▸ **EXERCISE BRIEF**
Give all of the lines again exactly as they read.

▸ **MATERIAL SHOWN**
——————————
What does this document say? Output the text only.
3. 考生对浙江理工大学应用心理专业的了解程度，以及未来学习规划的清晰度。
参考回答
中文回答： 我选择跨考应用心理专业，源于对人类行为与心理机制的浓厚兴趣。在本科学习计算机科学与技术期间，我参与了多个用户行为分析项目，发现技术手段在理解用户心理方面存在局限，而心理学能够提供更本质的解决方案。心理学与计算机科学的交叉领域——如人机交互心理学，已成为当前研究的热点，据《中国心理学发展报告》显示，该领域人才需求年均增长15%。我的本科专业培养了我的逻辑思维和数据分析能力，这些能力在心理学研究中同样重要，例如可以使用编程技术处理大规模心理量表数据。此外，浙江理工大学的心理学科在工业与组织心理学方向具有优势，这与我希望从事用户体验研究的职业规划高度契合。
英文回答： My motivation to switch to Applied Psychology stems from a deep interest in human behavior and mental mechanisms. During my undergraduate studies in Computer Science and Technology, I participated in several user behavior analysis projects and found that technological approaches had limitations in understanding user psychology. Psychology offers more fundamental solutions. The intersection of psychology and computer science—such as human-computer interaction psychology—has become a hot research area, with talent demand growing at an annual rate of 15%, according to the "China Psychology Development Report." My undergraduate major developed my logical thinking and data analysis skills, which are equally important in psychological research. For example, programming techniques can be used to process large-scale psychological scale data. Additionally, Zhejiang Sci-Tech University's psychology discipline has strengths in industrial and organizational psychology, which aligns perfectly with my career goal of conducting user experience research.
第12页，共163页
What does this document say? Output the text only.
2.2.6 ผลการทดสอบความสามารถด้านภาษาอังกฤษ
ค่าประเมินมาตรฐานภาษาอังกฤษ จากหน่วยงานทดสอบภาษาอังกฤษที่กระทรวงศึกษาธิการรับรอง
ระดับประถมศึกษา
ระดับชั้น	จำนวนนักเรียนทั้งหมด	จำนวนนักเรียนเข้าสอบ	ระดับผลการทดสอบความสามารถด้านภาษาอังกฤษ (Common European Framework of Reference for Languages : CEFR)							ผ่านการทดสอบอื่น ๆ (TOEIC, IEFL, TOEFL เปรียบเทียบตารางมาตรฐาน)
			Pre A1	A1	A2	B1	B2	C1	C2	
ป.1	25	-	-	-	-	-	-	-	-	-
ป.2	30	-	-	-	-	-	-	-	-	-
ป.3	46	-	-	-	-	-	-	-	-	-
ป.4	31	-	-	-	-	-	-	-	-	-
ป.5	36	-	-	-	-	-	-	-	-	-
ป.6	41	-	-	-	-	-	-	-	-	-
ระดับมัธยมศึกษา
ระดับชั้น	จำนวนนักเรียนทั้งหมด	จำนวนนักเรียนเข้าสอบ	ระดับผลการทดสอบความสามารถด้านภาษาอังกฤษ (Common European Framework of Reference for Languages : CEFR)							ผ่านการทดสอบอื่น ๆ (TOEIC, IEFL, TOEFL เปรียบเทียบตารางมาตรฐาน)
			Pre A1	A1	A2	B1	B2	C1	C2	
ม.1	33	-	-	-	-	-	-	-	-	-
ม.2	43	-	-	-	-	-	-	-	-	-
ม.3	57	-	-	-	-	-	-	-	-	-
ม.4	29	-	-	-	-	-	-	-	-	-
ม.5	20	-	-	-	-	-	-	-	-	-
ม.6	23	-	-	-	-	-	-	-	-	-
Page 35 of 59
——————————
▸ **SOLUTION TO THIS EXERCISE**
What does this document say? Output the text only.
3. 考生对浙江理工大学应用心理专业的了解程度，以及未来学习规划的清晰度。
参考回答
中文回答： 我选择跨考应用心理专业，源于对人类行为与心理机制的浓厚兴趣。在本科学习计算机科学与技术期间，我参与了多个用户行为分析项目，发现技术手段在理解用户心理方面存在局限，而心理学能够提供更本质的解决方案。心理学与计算机科学的交叉领域——如人机交互心理学，已成为当前研究的热点，据《中国心理学发展报告》显示，该领域人才需求年均增长15%。我的本科专业培养了我的逻辑思维和数据分析能力，这些能力在心理学研究中同样重要，例如可以使用编程技术处理大规模心理量表数据。此外，浙江理工大学的心理学科在工业与组织心理学方向具有优势，这与我希望从事用户体验研究的职业规划高度契合。
英文回答： My motivation to switch to Applied Psychology stems from a deep interest in human behavior and mental mechanisms. During my undergraduate studies in Computer Science and Technology, I participated in several user behavior analysis projects and found that technological approaches had limitations in understanding user psychology. Psychology offers more fundamental solutions. The intersection of psychology and computer science—such as human-computer interaction psychology—has become a hot research area, with talent demand growing at an annual rate of 15%, according to the "China Psychology Development Report." My undergraduate major developed my logical thinking and data analysis skills, which are equally important in psychological research. For example, programming techniques can be used to process large-scale psychological scale data. Additionally, Zhejiang Sci-Tech University's psychology discipline has strengths in industrial and organizational psychology, which aligns perfectly with my career goal of conducting user experience research.
第12页，共163页
What does this document say? Output the text only.
2.2.6 ผลการทดสอบความสามารถด้านภาษาอังกฤษ
ค่าประเมินมาตรฐานภาษาอังกฤษ จากหน่วยงานทดสอบภาษาอังกฤษที่กระทรวงศึกษาธิการรับรอง
ระดับประถมศึกษา
ระดับชั้น	จำนวนนักเรียนทั้งหมด	จำนวนนักเรียนเข้าสอบ	ระดับผลการทดสอบความสามารถด้านภาษาอังกฤษ (Common European Framework of Reference for Languages : CEFR)							ผ่านการทดสอบอื่น ๆ (TOEIC, IEFL, TOEFL เปรียบเทียบตารางมาตรฐาน)
			Pre A1	A1	A2	B1	B2	C1	C2	
ป.1	25	-	-	-	-	-	-	-	-	-
ป.2	30	-	-	-	-	-	-	-	-	-
ป.3	46	-	-	-	-	-	-	-	-	-
ป.4	31	-	-	-	-	-	-	-	-	-
ป.5	36	-	-	-	-	-	-	-	-	-
ป.6	41	-	-	-	-	-	-	-	-	-
ระดับมัธยมศึกษา
ระดับชั้น	จำนวนนักเรียนทั้งหมด	จำนวนนักเรียนเข้าสอบ	ระดับผลการทดสอบความสามารถด้านภาษาอังกฤษ (Common European Framework of Reference for Languages : CEFR)							ผ่านการทดสอบอื่น ๆ (TOEIC, IEFL, TOEFL เปรียบเทียบตารางมาตรฐาน)
			Pre A1	A1	A2	B1	B2	C1	C2	
ม.1	33	-	-	-	-	-	-	-	-	-
ม.2	43	-	-	-	-	-	-	-	-	-
ม.3	57	-	-	-	-	-	-	-	-	-
ม.4	29	-	-	-	-	-	-	-	-	-
ม.5	20	-	-	-	-	-	-	-	-	-
ม.6	23	-	-	-	-	-	-	-	-	-
Page 35 of 59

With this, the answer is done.